# Start of Records

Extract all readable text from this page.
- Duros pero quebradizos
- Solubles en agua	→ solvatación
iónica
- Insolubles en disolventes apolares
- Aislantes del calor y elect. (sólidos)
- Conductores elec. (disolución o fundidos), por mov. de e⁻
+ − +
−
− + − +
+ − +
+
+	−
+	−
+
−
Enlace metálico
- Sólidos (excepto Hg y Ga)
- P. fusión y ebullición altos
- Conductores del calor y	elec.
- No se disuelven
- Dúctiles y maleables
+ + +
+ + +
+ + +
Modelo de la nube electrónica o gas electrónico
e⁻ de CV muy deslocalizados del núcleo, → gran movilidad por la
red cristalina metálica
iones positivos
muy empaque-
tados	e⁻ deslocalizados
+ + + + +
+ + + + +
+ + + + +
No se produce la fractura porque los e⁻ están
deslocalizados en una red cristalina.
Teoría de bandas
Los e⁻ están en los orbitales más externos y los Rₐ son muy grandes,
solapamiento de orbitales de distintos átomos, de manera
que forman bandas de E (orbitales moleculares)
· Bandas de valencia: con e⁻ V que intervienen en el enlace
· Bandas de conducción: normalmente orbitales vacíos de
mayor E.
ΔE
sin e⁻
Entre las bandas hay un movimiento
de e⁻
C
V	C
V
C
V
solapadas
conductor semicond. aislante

# End of Records

Print the material verbatim, all of it.

• **Completed exercise**:
Extract all readable text from this page.
- Duros pero quebradizos
- Solubles en agua	→ solvatación
iónica
- Insolubles en disolventes apolares
- Aislantes del calor y elect. (sólidos)
- Conductores elec. (disolución o fundidos), por mov. de e⁻
+ − +
−
− + − +
+ − +
+
+	−
+	−
+
−
Enlace metálico
- Sólidos (excepto Hg y Ga)
- P. fusión y ebullición altos
- Conductores del calor y	elec.
- No se disuelven
- Dúctiles y maleables
+ + +
+ + +
+ + +
Modelo de la nube electrónica o gas electrónico
e⁻ de CV muy deslocalizados del núcleo, → gran movilidad por la
red cristalina metálica
iones positivos
muy empaque-
tados	e⁻ deslocalizados
+ + + + +
+ + + + +
+ + + + +
No se produce la fractura porque los e⁻ están
deslocalizados en una red cristalina.
Teoría de bandas
Los e⁻ están en los orbitales más externos y los Rₐ son muy grandes,
solapamiento de orbitales de distintos átomos, de manera
que forman bandas de E (orbitales moleculares)
· Bandas de valencia: con e⁻ V que intervienen en el enlace
· Bandas de conducción: normalmente orbitales vacíos de
mayor E.
ΔE
sin e⁻
Entre las bandas hay un movimiento
de e⁻
C
V	C
V
C
V
solapadas
conductor semicond. aislante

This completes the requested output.